— Begin —
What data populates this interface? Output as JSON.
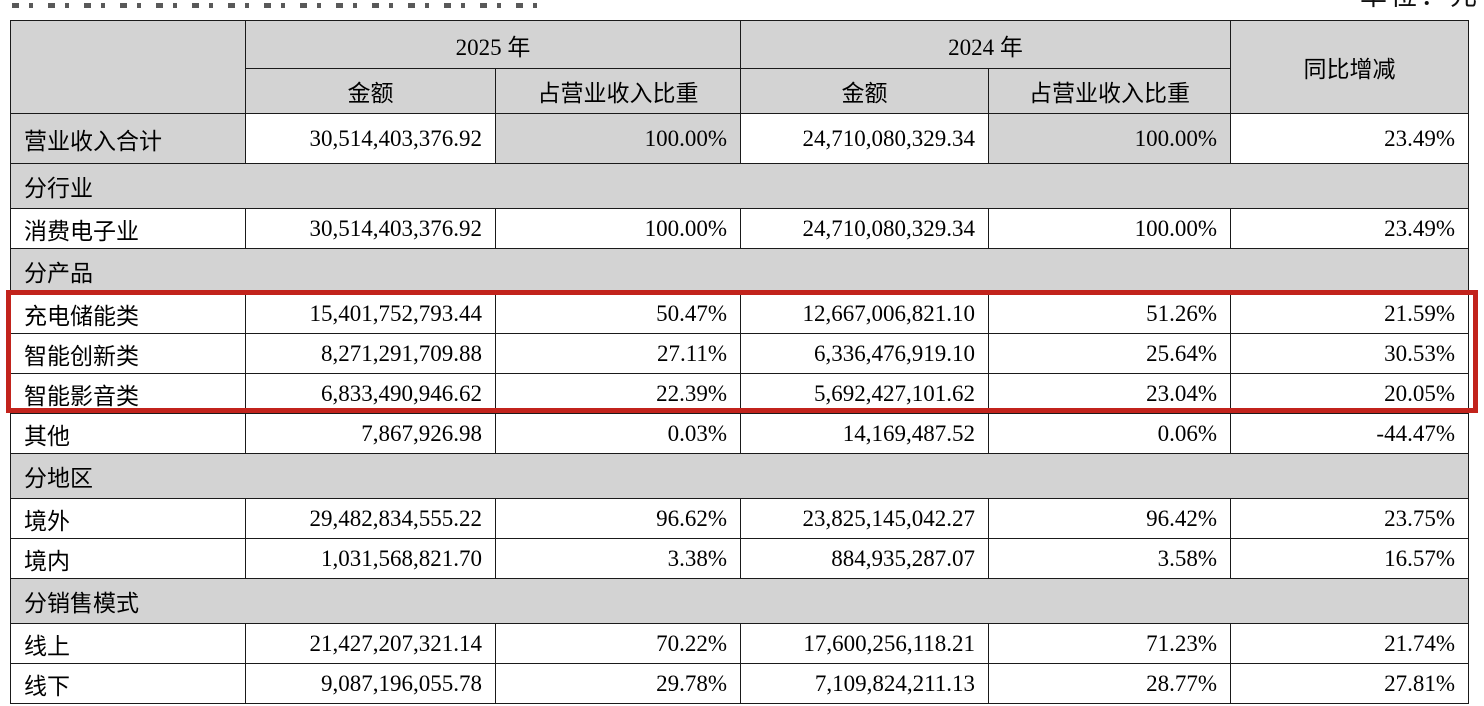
{
  "page": {
    "unit_note": "单位：元"
  },
  "table": {
    "header": {
      "corner": "",
      "col_2025": "2025 年",
      "col_2024": "2024 年",
      "sub_amount_2025": "金额",
      "sub_proportion_2025": "占营业收入比重",
      "sub_amount_2024": "金额",
      "sub_proportion_2024": "占营业收入比重",
      "col_yoy": "同比增减"
    },
    "rows": [
      {
        "kind": "total",
        "label": "营业收入合计",
        "values": [
          "30,514,403,376.92",
          "100.00%",
          "24,710,080,329.34",
          "100.00%",
          "23.49%"
        ],
        "shade": [
          "label",
          "p2025",
          "p2024"
        ]
      },
      {
        "kind": "section",
        "label": "分行业"
      },
      {
        "kind": "data",
        "label": "消费电子业",
        "values": [
          "30,514,403,376.92",
          "100.00%",
          "24,710,080,329.34",
          "100.00%",
          "23.49%"
        ]
      },
      {
        "kind": "section",
        "label": "分产品"
      },
      {
        "kind": "data",
        "label": "充电储能类",
        "values": [
          "15,401,752,793.44",
          "50.47%",
          "12,667,006,821.10",
          "51.26%",
          "21.59%"
        ],
        "highlighted": true
      },
      {
        "kind": "data",
        "label": "智能创新类",
        "values": [
          "8,271,291,709.88",
          "27.11%",
          "6,336,476,919.10",
          "25.64%",
          "30.53%"
        ],
        "highlighted": true
      },
      {
        "kind": "data",
        "label": "智能影音类",
        "values": [
          "6,833,490,946.62",
          "22.39%",
          "5,692,427,101.62",
          "23.04%",
          "20.05%"
        ],
        "highlighted": true
      },
      {
        "kind": "data",
        "label": "其他",
        "values": [
          "7,867,926.98",
          "0.03%",
          "14,169,487.52",
          "0.06%",
          "-44.47%"
        ]
      },
      {
        "kind": "section",
        "label": "分地区"
      },
      {
        "kind": "data",
        "label": "境外",
        "values": [
          "29,482,834,555.22",
          "96.62%",
          "23,825,145,042.27",
          "96.42%",
          "23.75%"
        ]
      },
      {
        "kind": "data",
        "label": "境内",
        "values": [
          "1,031,568,821.70",
          "3.38%",
          "884,935,287.07",
          "3.58%",
          "16.57%"
        ]
      },
      {
        "kind": "section",
        "label": "分销售模式"
      },
      {
        "kind": "data",
        "label": "线上",
        "values": [
          "21,427,207,321.14",
          "70.22%",
          "17,600,256,118.21",
          "71.23%",
          "21.74%"
        ]
      },
      {
        "kind": "data",
        "label": "线下",
        "values": [
          "9,087,196,055.78",
          "29.78%",
          "7,109,824,211.13",
          "28.77%",
          "27.81%"
        ]
      }
    ]
  },
  "colors": {
    "cell_shade": "#d3d3d3",
    "highlight_border": "#c2231c"
  }
}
— End —
_TASK TO CARRY OUT:_ Quote in full the listing given above; the images are to be left out.

_OUTPUT FOR THIS TASK:_
What data populates this interface? Output as JSON.
{
  "page": {
    "unit_note": "单位：元"
  },
  "table": {
    "header": {
      "corner": "",
      "col_2025": "2025 年",
      "col_2024": "2024 年",
      "sub_amount_2025": "金额",
      "sub_proportion_2025": "占营业收入比重",
      "sub_amount_2024": "金额",
      "sub_proportion_2024": "占营业收入比重",
      "col_yoy": "同比增减"
    },
    "rows": [
      {
        "kind": "total",
        "label": "营业收入合计",
        "values": [
          "30,514,403,376.92",
          "100.00%",
          "24,710,080,329.34",
          "100.00%",
          "23.49%"
        ],
        "shade": [
          "label",
          "p2025",
          "p2024"
        ]
      },
      {
        "kind": "section",
        "label": "分行业"
      },
      {
        "kind": "data",
        "label": "消费电子业",
        "values": [
          "30,514,403,376.92",
          "100.00%",
          "24,710,080,329.34",
          "100.00%",
          "23.49%"
        ]
      },
      {
        "kind": "section",
        "label": "分产品"
      },
      {
        "kind": "data",
        "label": "充电储能类",
        "values": [
          "15,401,752,793.44",
          "50.47%",
          "12,667,006,821.10",
          "51.26%",
          "21.59%"
        ],
        "highlighted": true
      },
      {
        "kind": "data",
        "label": "智能创新类",
        "values": [
          "8,271,291,709.88",
          "27.11%",
          "6,336,476,919.10",
          "25.64%",
          "30.53%"
        ],
        "highlighted": true
      },
      {
        "kind": "data",
        "label": "智能影音类",
        "values": [
          "6,833,490,946.62",
          "22.39%",
          "5,692,427,101.62",
          "23.04%",
          "20.05%"
        ],
        "highlighted": true
      },
      {
        "kind": "data",
        "label": "其他",
        "values": [
          "7,867,926.98",
          "0.03%",
          "14,169,487.52",
          "0.06%",
          "-44.47%"
        ]
      },
      {
        "kind": "section",
        "label": "分地区"
      },
      {
        "kind": "data",
        "label": "境外",
        "values": [
          "29,482,834,555.22",
          "96.62%",
          "23,825,145,042.27",
          "96.42%",
          "23.75%"
        ]
      },
      {
        "kind": "data",
        "label": "境内",
        "values": [
          "1,031,568,821.70",
          "3.38%",
          "884,935,287.07",
          "3.58%",
          "16.57%"
        ]
      },
      {
        "kind": "section",
        "label": "分销售模式"
      },
      {
        "kind": "data",
        "label": "线上",
        "values": [
          "21,427,207,321.14",
          "70.22%",
          "17,600,256,118.21",
          "71.23%",
          "21.74%"
        ]
      },
      {
        "kind": "data",
        "label": "线下",
        "values": [
          "9,087,196,055.78",
          "29.78%",
          "7,109,824,211.13",
          "28.77%",
          "27.81%"
        ]
      }
    ]
  },
  "colors": {
    "cell_shade": "#d3d3d3",
    "highlight_border": "#c2231c"
  }
}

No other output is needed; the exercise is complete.